» **Directions for this task**: Each entry below is to be transcribed exactly.
*-*-*
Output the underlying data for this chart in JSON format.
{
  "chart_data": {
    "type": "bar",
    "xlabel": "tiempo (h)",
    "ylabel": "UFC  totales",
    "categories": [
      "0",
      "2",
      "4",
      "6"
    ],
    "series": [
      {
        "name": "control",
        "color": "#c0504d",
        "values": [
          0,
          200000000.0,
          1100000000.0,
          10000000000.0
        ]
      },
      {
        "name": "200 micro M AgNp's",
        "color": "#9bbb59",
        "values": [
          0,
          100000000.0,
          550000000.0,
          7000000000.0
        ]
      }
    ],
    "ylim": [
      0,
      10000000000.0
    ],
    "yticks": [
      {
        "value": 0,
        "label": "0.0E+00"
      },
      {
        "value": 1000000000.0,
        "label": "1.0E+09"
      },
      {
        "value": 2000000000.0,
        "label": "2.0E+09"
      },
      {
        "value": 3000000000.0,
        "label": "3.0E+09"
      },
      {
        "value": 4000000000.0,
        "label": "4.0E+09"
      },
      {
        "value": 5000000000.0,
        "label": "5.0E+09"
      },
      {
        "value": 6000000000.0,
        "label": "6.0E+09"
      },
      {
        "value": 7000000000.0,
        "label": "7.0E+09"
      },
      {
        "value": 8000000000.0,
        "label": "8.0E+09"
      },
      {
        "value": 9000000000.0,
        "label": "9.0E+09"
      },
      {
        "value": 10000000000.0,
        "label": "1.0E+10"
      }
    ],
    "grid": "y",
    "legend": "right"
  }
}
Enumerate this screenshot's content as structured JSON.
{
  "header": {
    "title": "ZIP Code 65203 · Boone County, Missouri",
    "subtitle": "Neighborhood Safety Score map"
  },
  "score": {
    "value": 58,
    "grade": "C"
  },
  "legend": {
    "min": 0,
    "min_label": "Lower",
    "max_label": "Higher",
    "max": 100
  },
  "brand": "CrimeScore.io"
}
*-*-*
» **Complete response**:
Output the underlying data for this chart in JSON format.
{
  "chart_data": {
    "type": "bar",
    "xlabel": "tiempo (h)",
    "ylabel": "UFC  totales",
    "categories": [
      "0",
      "2",
      "4",
      "6"
    ],
    "series": [
      {
        "name": "control",
        "color": "#c0504d",
        "values": [
          0,
          200000000.0,
          1100000000.0,
          10000000000.0
        ]
      },
      {
        "name": "200 micro M AgNp's",
        "color": "#9bbb59",
        "values": [
          0,
          100000000.0,
          550000000.0,
          7000000000.0
        ]
      }
    ],
    "ylim": [
      0,
      10000000000.0
    ],
    "yticks": [
      {
        "value": 0,
        "label": "0.0E+00"
      },
      {
        "value": 1000000000.0,
        "label": "1.0E+09"
      },
      {
        "value": 2000000000.0,
        "label": "2.0E+09"
      },
      {
        "value": 3000000000.0,
        "label": "3.0E+09"
      },
      {
        "value": 4000000000.0,
        "label": "4.0E+09"
      },
      {
        "value": 5000000000.0,
        "label": "5.0E+09"
      },
      {
        "value": 6000000000.0,
        "label": "6.0E+09"
      },
      {
        "value": 7000000000.0,
        "label": "7.0E+09"
      },
      {
        "value": 8000000000.0,
        "label": "8.0E+09"
      },
      {
        "value": 9000000000.0,
        "label": "9.0E+09"
      },
      {
        "value": 10000000000.0,
        "label": "1.0E+10"
      }
    ],
    "grid": "y",
    "legend": "right"
  }
}
Enumerate this screenshot's content as structured JSON.
{
  "header": {
    "title": "ZIP Code 65203 · Boone County, Missouri",
    "subtitle": "Neighborhood Safety Score map"
  },
  "score": {
    "value": 58,
    "grade": "C"
  },
  "legend": {
    "min": 0,
    "min_label": "Lower",
    "max_label": "Higher",
    "max": 100
  },
  "brand": "CrimeScore.io"
}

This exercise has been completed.